Extracted data entries:
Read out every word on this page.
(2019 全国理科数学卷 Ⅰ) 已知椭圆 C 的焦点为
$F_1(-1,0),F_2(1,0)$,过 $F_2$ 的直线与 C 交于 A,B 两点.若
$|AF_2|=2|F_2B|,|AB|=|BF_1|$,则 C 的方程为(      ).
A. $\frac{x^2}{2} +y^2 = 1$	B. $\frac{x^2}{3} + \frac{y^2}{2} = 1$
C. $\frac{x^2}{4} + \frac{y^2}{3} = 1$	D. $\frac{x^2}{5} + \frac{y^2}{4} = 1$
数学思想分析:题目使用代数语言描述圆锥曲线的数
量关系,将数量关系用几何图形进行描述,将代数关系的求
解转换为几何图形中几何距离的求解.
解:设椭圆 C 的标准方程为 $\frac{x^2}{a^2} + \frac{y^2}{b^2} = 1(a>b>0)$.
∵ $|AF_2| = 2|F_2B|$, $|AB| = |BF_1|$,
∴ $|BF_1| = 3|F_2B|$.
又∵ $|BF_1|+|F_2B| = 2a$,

### WHAT IS BEING ASKED
Copy out the whole listing, exactly as written.

### ANSWER FOR THE TASK
Read out every word on this page.
(2019 全国理科数学卷 Ⅰ) 已知椭圆 C 的焦点为
$F_1(-1,0),F_2(1,0)$,过 $F_2$ 的直线与 C 交于 A,B 两点.若
$|AF_2|=2|F_2B|,|AB|=|BF_1|$,则 C 的方程为(      ).
A. $\frac{x^2}{2} +y^2 = 1$	B. $\frac{x^2}{3} + \frac{y^2}{2} = 1$
C. $\frac{x^2}{4} + \frac{y^2}{3} = 1$	D. $\frac{x^2}{5} + \frac{y^2}{4} = 1$
数学思想分析:题目使用代数语言描述圆锥曲线的数
量关系,将数量关系用几何图形进行描述,将代数关系的求
解转换为几何图形中几何距离的求解.
解:设椭圆 C 的标准方程为 $\frac{x^2}{a^2} + \frac{y^2}{b^2} = 1(a>b>0)$.
∵ $|AF_2| = 2|F_2B|$, $|AB| = |BF_1|$,
∴ $|BF_1| = 3|F_2B|$.
又∵ $|BF_1|+|F_2B| = 2a$,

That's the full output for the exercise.